WORK REQUIRED
Select all lines holding the word "June" from the entries that follow.

INPUT RECORDS
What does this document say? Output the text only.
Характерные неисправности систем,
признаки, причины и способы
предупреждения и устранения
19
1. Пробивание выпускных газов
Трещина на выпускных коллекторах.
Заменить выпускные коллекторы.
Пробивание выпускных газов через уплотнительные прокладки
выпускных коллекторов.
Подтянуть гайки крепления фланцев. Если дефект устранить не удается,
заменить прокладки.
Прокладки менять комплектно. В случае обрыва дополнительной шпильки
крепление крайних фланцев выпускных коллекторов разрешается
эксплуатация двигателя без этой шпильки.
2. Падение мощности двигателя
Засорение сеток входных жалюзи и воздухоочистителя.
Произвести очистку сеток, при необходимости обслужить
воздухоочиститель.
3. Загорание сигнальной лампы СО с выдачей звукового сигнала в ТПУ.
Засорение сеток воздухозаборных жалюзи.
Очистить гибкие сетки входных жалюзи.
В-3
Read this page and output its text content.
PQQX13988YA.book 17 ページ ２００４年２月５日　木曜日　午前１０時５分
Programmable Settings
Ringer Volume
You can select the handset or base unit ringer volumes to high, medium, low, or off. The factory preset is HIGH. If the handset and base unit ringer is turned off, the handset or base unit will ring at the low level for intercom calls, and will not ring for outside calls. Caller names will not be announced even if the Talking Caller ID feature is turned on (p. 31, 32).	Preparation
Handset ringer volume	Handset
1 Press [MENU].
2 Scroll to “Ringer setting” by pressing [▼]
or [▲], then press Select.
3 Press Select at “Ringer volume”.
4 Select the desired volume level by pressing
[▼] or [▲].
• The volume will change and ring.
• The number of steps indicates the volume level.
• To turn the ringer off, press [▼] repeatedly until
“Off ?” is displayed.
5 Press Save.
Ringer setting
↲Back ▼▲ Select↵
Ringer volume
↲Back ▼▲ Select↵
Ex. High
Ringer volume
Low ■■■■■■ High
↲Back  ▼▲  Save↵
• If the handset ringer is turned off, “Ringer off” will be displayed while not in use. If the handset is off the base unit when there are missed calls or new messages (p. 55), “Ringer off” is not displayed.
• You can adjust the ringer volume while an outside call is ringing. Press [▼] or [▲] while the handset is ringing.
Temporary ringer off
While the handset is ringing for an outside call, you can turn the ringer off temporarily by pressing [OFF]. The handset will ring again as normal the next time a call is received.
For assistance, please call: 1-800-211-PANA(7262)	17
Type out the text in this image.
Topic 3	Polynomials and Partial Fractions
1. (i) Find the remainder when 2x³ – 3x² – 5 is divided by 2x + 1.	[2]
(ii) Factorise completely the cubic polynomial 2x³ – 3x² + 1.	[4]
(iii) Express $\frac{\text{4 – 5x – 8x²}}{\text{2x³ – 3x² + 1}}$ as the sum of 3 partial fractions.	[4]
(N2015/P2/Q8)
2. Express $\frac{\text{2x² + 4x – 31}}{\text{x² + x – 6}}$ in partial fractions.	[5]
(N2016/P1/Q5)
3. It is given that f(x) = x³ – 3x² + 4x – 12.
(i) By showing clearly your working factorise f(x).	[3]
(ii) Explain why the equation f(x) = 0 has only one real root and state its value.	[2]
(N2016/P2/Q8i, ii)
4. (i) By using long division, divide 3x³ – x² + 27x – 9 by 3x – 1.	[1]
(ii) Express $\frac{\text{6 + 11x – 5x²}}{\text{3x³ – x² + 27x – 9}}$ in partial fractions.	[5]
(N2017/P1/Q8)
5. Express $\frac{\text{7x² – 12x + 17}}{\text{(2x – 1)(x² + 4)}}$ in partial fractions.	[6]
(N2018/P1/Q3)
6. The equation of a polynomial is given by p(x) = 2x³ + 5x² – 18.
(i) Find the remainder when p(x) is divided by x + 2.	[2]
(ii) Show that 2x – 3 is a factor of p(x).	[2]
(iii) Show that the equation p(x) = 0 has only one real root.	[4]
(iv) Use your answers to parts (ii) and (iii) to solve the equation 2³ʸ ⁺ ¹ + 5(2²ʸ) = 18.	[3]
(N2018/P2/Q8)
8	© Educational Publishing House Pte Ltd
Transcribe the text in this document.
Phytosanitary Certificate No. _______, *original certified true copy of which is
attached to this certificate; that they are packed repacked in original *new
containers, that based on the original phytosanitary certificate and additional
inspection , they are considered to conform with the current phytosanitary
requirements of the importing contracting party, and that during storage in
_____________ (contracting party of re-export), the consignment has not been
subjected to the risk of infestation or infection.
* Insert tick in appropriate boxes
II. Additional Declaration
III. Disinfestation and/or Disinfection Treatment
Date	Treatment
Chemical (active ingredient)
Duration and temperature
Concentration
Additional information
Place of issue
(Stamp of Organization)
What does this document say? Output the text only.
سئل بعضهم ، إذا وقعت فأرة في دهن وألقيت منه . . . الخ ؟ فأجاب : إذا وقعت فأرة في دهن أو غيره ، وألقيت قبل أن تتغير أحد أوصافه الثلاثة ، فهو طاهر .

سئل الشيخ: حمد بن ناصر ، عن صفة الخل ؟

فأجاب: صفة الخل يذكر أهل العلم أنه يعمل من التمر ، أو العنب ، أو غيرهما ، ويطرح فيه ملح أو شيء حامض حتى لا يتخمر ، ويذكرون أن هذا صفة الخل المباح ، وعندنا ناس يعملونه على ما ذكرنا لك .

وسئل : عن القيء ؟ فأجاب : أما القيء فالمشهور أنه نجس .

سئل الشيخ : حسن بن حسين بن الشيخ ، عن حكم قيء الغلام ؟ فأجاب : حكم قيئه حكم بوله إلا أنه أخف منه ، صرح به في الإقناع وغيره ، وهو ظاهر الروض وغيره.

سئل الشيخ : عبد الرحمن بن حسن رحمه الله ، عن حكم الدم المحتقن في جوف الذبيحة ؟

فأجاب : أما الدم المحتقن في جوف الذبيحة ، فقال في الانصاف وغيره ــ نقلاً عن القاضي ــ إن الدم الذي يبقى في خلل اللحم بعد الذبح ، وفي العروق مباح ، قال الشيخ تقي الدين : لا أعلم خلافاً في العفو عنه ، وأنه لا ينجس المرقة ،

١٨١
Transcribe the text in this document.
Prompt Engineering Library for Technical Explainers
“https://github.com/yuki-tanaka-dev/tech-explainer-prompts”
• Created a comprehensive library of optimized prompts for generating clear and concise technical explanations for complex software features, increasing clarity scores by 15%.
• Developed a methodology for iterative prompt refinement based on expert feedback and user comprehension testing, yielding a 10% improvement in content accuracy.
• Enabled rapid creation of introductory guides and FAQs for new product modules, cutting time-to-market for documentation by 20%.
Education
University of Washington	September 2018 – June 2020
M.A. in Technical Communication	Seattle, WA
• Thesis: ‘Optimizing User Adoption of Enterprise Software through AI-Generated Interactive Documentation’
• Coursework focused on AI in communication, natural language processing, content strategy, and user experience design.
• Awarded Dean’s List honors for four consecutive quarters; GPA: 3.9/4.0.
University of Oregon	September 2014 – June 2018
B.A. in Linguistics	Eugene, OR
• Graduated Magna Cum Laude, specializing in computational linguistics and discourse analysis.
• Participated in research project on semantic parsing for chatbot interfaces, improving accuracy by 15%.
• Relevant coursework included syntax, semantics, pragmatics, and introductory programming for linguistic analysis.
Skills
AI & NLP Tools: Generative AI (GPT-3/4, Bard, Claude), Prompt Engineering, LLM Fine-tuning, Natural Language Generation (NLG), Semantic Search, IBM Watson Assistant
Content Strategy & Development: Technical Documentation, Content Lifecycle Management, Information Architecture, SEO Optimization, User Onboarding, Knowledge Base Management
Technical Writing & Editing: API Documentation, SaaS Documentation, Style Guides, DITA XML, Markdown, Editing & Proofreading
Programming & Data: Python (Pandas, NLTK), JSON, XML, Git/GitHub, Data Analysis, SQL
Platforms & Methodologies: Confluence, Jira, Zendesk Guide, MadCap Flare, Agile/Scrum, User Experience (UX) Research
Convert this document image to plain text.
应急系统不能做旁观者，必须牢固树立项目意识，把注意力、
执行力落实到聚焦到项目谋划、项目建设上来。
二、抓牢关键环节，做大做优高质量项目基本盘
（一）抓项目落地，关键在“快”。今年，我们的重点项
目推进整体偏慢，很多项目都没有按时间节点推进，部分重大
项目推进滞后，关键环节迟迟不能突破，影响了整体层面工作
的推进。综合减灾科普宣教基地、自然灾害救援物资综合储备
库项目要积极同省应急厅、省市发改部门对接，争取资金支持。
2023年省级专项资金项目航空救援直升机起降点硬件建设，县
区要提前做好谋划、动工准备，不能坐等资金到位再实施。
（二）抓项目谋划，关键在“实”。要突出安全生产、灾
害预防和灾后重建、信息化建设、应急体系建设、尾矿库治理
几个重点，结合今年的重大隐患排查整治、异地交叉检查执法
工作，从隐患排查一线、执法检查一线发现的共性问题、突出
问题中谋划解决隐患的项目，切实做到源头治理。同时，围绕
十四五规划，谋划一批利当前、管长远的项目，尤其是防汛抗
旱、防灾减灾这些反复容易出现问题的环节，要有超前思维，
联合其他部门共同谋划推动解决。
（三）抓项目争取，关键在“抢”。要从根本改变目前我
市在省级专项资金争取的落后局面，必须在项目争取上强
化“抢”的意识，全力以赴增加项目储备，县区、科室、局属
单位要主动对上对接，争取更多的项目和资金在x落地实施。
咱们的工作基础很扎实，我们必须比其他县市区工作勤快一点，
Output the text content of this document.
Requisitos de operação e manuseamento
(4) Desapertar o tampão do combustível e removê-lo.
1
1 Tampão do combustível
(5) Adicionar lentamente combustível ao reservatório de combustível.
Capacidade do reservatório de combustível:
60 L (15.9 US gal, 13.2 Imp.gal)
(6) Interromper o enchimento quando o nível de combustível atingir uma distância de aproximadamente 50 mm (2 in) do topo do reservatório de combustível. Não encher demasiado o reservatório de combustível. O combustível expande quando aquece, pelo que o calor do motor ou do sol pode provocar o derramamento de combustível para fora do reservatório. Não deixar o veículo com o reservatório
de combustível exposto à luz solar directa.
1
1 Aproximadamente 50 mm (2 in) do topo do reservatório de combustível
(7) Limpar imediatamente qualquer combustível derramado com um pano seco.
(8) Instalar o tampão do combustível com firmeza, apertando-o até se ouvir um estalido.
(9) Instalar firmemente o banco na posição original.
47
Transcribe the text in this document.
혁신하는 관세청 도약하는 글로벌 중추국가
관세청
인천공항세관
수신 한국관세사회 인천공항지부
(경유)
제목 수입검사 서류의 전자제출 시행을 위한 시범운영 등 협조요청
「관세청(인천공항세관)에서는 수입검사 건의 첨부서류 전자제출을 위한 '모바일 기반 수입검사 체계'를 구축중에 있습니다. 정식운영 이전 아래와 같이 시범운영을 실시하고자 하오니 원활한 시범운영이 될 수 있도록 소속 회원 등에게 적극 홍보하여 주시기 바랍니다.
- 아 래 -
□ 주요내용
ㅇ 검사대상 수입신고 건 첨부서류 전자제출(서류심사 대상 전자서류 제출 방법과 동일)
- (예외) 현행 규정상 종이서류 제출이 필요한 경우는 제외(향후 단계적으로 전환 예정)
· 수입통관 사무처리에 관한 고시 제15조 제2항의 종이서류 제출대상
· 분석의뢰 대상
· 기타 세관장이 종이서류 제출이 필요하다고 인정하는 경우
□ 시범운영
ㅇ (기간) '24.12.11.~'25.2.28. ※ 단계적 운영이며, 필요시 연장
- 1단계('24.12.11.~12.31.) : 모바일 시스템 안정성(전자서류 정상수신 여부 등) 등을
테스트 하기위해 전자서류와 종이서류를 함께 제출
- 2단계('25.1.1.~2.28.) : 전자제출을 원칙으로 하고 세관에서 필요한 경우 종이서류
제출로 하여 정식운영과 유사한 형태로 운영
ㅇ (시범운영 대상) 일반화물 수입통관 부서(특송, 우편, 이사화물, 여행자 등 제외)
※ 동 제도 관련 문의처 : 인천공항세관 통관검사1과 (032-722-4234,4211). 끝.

RESPONSE
University of Washington	September 2018 – June 2020
University of Oregon	September 2014 – June 2018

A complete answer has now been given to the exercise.